» **THE EXERCISE**: Each entry below must be repeated exactly, with pictures left out.

[Records from a collection]
● ● ● ● ●

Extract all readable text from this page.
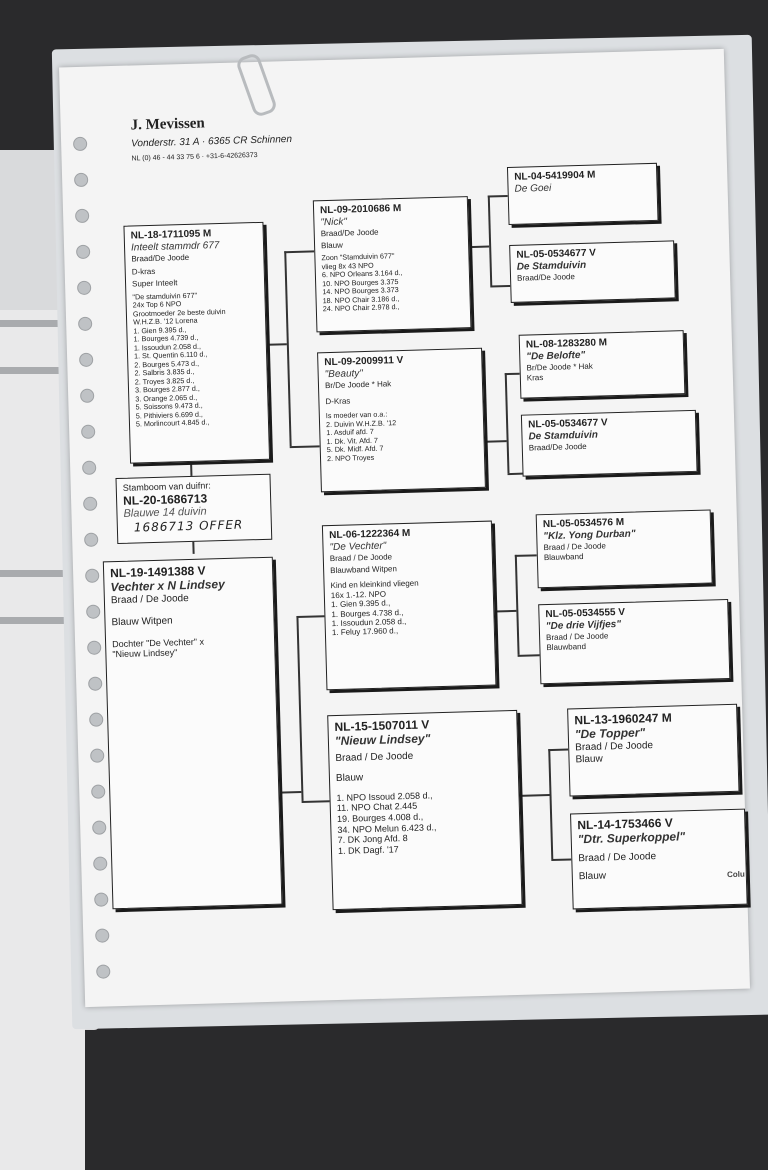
J. Mevissen
Vonderstr. 31 A · 6365 CR Schinnen
NL (0) 46 - 44 33 75 6 · +31-6-42626373
NL-18-1711095 M
Inteelt stammdr 677
Braad/De Joode
D-kras
Super Inteelt
"De stamduivin 677"
24x Top 6 NPO
Grootmoeder 2e beste duivin
W.H.Z.B. '12 Lorena
1. Gien 9.395 d.,
1. Bourges 4.739 d.,
1. Issoudun 2.058 d.,
1. St. Quentin 6.110 d.,
2. Bourges 5.473 d.,
2. Salbris 3.835 d.,
2. Troyes 3.825 d.,
3. Bourges 2.877 d.,
3. Orange 2.065 d.,
5. Soissons 9.473 d.,
5. Pithiviers 6.699 d.,
5. Morlincourt 4.845 d.,
Stamboom van duifnr:
NL-20-1686713
Blauwe 14 duivin
1686713 OFFER
NL-19-1491388 V
Vechter x N Lindsey
Braad / De Joode
Blauw Witpen
Dochter "De Vechter" x
"Nieuw Lindsey"
NL-09-2010686 M
"Nick"
Braad/De Joode
Blauw
Zoon "Stamduivin 677"
vlieg 8x 43 NPO
6. NPO Orleans 3.164 d.,
10. NPO Bourges 3.375
14. NPO Bourges 3.373
18. NPO Chair 3.186 d.,
24. NPO Chair 2.978 d.,
NL-09-2009911 V
"Beauty"
Br/De Joode * Hak
D-Kras
Is moeder van o.a.:
2. Duivin W.H.Z.B. '12
1. Asduif afd. 7
1. Dk. Vit. Afd. 7
5. Dk. Midf. Afd. 7
2. NPO Troyes
NL-06-1222364 M
"De Vechter"
Braad / De Joode
Blauwband Witpen
Kind en kleinkind vliegen
16x 1.-12. NPO
1. Gien 9.395 d.,
1. Bourges 4.738 d.,
1. Issoudun 2.058 d.,
1. Feluy 17.960 d.,
NL-15-1507011 V
"Nieuw Lindsey"
Braad / De Joode
Blauw
1. NPO Issoud 2.058 d.,
11. NPO Chat 2.445
19. Bourges 4.008 d.,
34. NPO Melun 6.423 d.,
7. DK Jong Afd. 8
1. DK Dagf. '17
NL-04-5419904 M
De Goei
NL-05-0534677 V
De Stamduivin
Braad/De Joode
NL-08-1283280 M
"De Belofte"
Br/De Joode * Hak
Kras
NL-05-0534677 V
De Stamduivin
Braad/De Joode
NL-05-0534576 M
"Klz. Yong Durban"
Braad / De Joode
Blauwband
NL-05-0534555 V
"De drie Vijfjes"
Braad / De Joode
Blauwband
NL-13-1960247 M
"De Topper"
Braad / De Joode
Blauw
NL-14-1753466 V
"Dtr. Superkoppel"
Braad / De Joode
Blauw	Colu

● ● ● ● ●

» **RESPONSE**:
Extract all readable text from this page.
J. Mevissen
Vonderstr. 31 A · 6365 CR Schinnen
NL (0) 46 - 44 33 75 6 · +31-6-42626373
NL-18-1711095 M
Inteelt stammdr 677
Braad/De Joode
D-kras
Super Inteelt
"De stamduivin 677"
24x Top 6 NPO
Grootmoeder 2e beste duivin
W.H.Z.B. '12 Lorena
1. Gien 9.395 d.,
1. Bourges 4.739 d.,
1. Issoudun 2.058 d.,
1. St. Quentin 6.110 d.,
2. Bourges 5.473 d.,
2. Salbris 3.835 d.,
2. Troyes 3.825 d.,
3. Bourges 2.877 d.,
3. Orange 2.065 d.,
5. Soissons 9.473 d.,
5. Pithiviers 6.699 d.,
5. Morlincourt 4.845 d.,
Stamboom van duifnr:
NL-20-1686713
Blauwe 14 duivin
1686713 OFFER
NL-19-1491388 V
Vechter x N Lindsey
Braad / De Joode
Blauw Witpen
Dochter "De Vechter" x
"Nieuw Lindsey"
NL-09-2010686 M
"Nick"
Braad/De Joode
Blauw
Zoon "Stamduivin 677"
vlieg 8x 43 NPO
6. NPO Orleans 3.164 d.,
10. NPO Bourges 3.375
14. NPO Bourges 3.373
18. NPO Chair 3.186 d.,
24. NPO Chair 2.978 d.,
NL-09-2009911 V
"Beauty"
Br/De Joode * Hak
D-Kras
Is moeder van o.a.:
2. Duivin W.H.Z.B. '12
1. Asduif afd. 7
1. Dk. Vit. Afd. 7
5. Dk. Midf. Afd. 7
2. NPO Troyes
NL-06-1222364 M
"De Vechter"
Braad / De Joode
Blauwband Witpen
Kind en kleinkind vliegen
16x 1.-12. NPO
1. Gien 9.395 d.,
1. Bourges 4.738 d.,
1. Issoudun 2.058 d.,
1. Feluy 17.960 d.,
NL-15-1507011 V
"Nieuw Lindsey"
Braad / De Joode
Blauw
1. NPO Issoud 2.058 d.,
11. NPO Chat 2.445
19. Bourges 4.008 d.,
34. NPO Melun 6.423 d.,
7. DK Jong Afd. 8
1. DK Dagf. '17
NL-04-5419904 M
De Goei
NL-05-0534677 V
De Stamduivin
Braad/De Joode
NL-08-1283280 M
"De Belofte"
Br/De Joode * Hak
Kras
NL-05-0534677 V
De Stamduivin
Braad/De Joode
NL-05-0534576 M
"Klz. Yong Durban"
Braad / De Joode
Blauwband
NL-05-0534555 V
"De drie Vijfjes"
Braad / De Joode
Blauwband
NL-13-1960247 M
"De Topper"
Braad / De Joode
Blauw
NL-14-1753466 V
"Dtr. Superkoppel"
Braad / De Joode
Blauw	Colu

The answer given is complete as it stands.